Records for this exercise>

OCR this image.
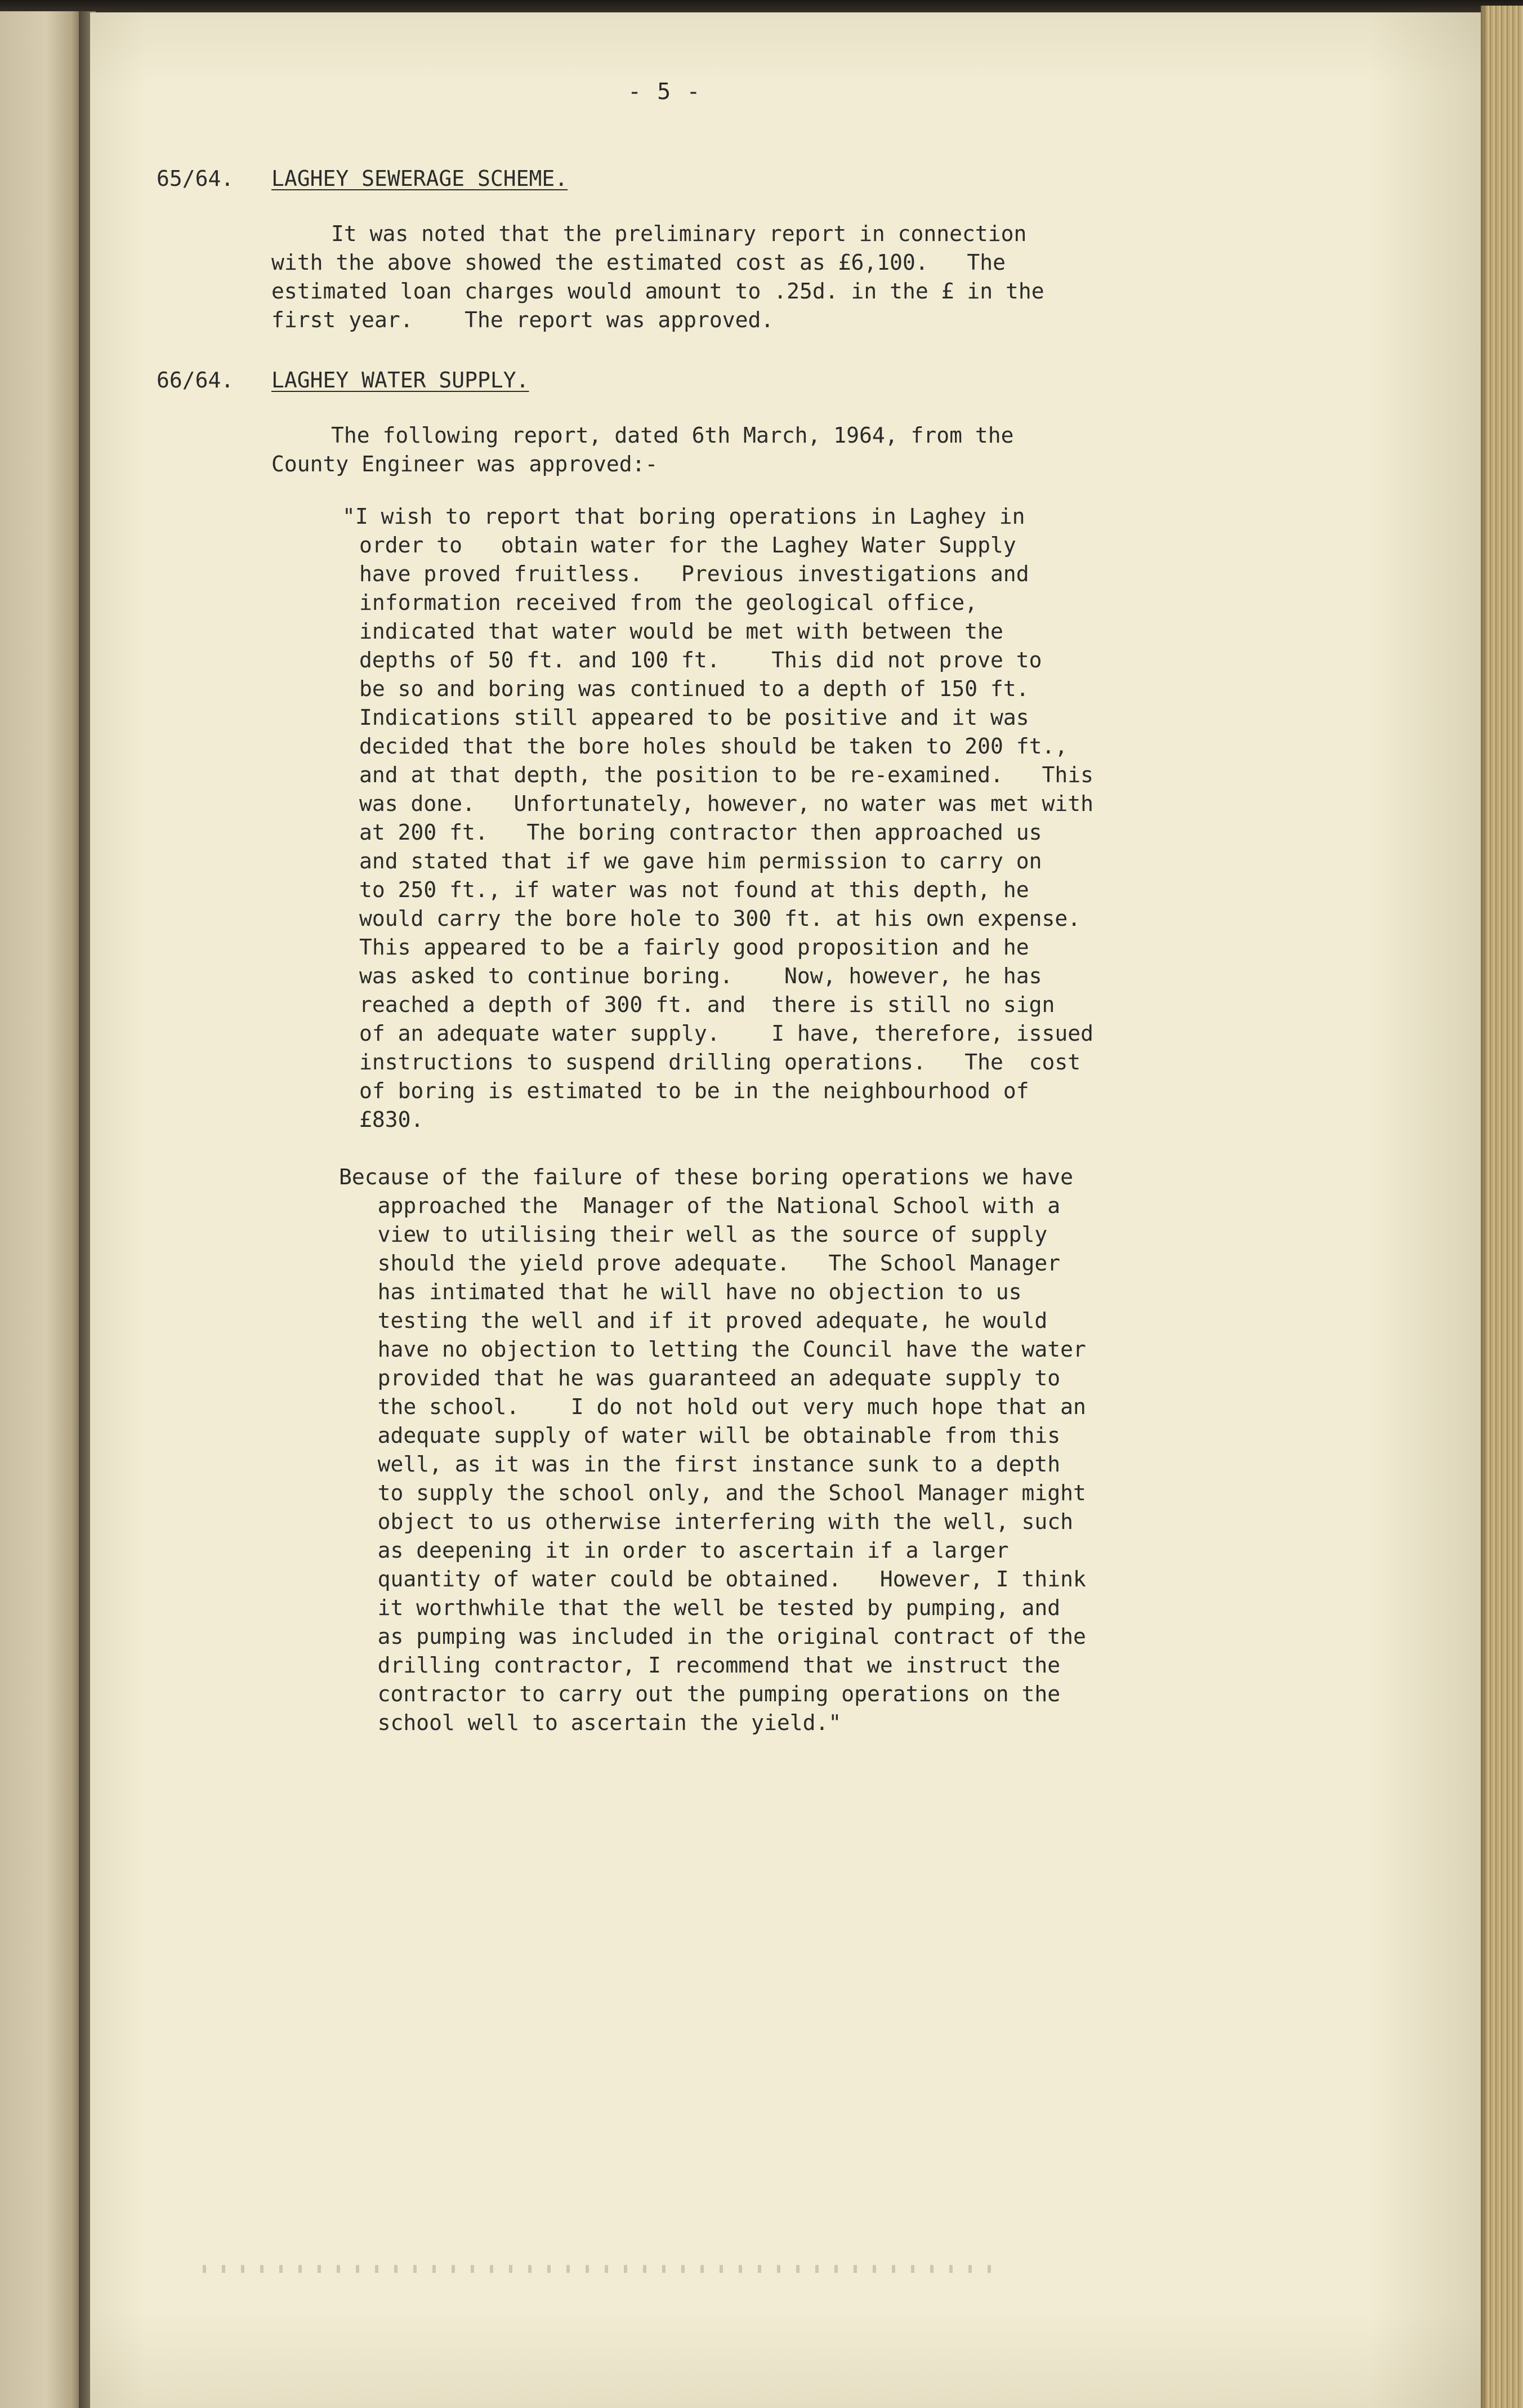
- 5 -

65/64. LAGHEY SEWERAGE SCHEME.

It was noted that the preliminary report in connection

with the above showed the estimated cost as £6,100.   The

estimated loan charges would amount to .25d. in the £ in the

first year.    The report was approved.

66/64. LAGHEY WATER SUPPLY.

The following report, dated 6th March, 1964, from the

County Engineer was approved:-

"I wish to report that boring operations in Laghey in

order to   obtain water for the Laghey Water Supply

have proved fruitless.   Previous investigations and

information received from the geological office,

indicated that water would be met with between the

depths of 50 ft. and 100 ft.    This did not prove to

be so and boring was continued to a depth of 150 ft.

Indications still appeared to be positive and it was

decided that the bore holes should be taken to 200 ft.,

and at that depth, the position to be re-examined.   This

was done.   Unfortunately, however, no water was met with

at 200 ft.   The boring contractor then approached us

and stated that if we gave him permission to carry on

to 250 ft., if water was not found at this depth, he

would carry the bore hole to 300 ft. at his own expense.

This appeared to be a fairly good proposition and he

was asked to continue boring.    Now, however, he has

reached a depth of 300 ft. and  there is still no sign

of an adequate water supply.    I have, therefore, issued

instructions to suspend drilling operations.   The  cost

of boring is estimated to be in the neighbourhood of

£830.

Because of the failure of these boring operations we have

approached the  Manager of the National School with a

view to utilising their well as the source of supply

should the yield prove adequate.   The School Manager

has intimated that he will have no objection to us

testing the well and if it proved adequate, he would

have no objection to letting the Council have the water

provided that he was guaranteed an adequate supply to

the school.    I do not hold out very much hope that an

adequate supply of water will be obtainable from this

well, as it was in the first instance sunk to a depth

to supply the school only, and the School Manager might

object to us otherwise interfering with the well, such

as deepening it in order to ascertain if a larger

quantity of water could be obtained.   However, I think

it worthwhile that the well be tested by pumping, and

as pumping was included in the original contract of the

drilling contractor, I recommend that we instruct the

contractor to carry out the pumping operations on the

school well to ascertain the yield."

Task> Output the data exactly. Pictures don't belong in the result.

Finished task>
OCR this image.
- 5 -

65/64. LAGHEY SEWERAGE SCHEME.

It was noted that the preliminary report in connection

with the above showed the estimated cost as £6,100.   The

estimated loan charges would amount to .25d. in the £ in the

first year.    The report was approved.

66/64. LAGHEY WATER SUPPLY.

The following report, dated 6th March, 1964, from the

County Engineer was approved:-

"I wish to report that boring operations in Laghey in

order to   obtain water for the Laghey Water Supply

have proved fruitless.   Previous investigations and

information received from the geological office,

indicated that water would be met with between the

depths of 50 ft. and 100 ft.    This did not prove to

be so and boring was continued to a depth of 150 ft.

Indications still appeared to be positive and it was

decided that the bore holes should be taken to 200 ft.,

and at that depth, the position to be re-examined.   This

was done.   Unfortunately, however, no water was met with

at 200 ft.   The boring contractor then approached us

and stated that if we gave him permission to carry on

to 250 ft., if water was not found at this depth, he

would carry the bore hole to 300 ft. at his own expense.

This appeared to be a fairly good proposition and he

was asked to continue boring.    Now, however, he has

reached a depth of 300 ft. and  there is still no sign

of an adequate water supply.    I have, therefore, issued

instructions to suspend drilling operations.   The  cost

of boring is estimated to be in the neighbourhood of

£830.

Because of the failure of these boring operations we have

approached the  Manager of the National School with a

view to utilising their well as the source of supply

should the yield prove adequate.   The School Manager

has intimated that he will have no objection to us

testing the well and if it proved adequate, he would

have no objection to letting the Council have the water

provided that he was guaranteed an adequate supply to

the school.    I do not hold out very much hope that an

adequate supply of water will be obtainable from this

well, as it was in the first instance sunk to a depth

to supply the school only, and the School Manager might

object to us otherwise interfering with the well, such

as deepening it in order to ascertain if a larger

quantity of water could be obtained.   However, I think

it worthwhile that the well be tested by pumping, and

as pumping was included in the original contract of the

drilling contractor, I recommend that we instruct the

contractor to carry out the pumping operations on the

school well to ascertain the yield."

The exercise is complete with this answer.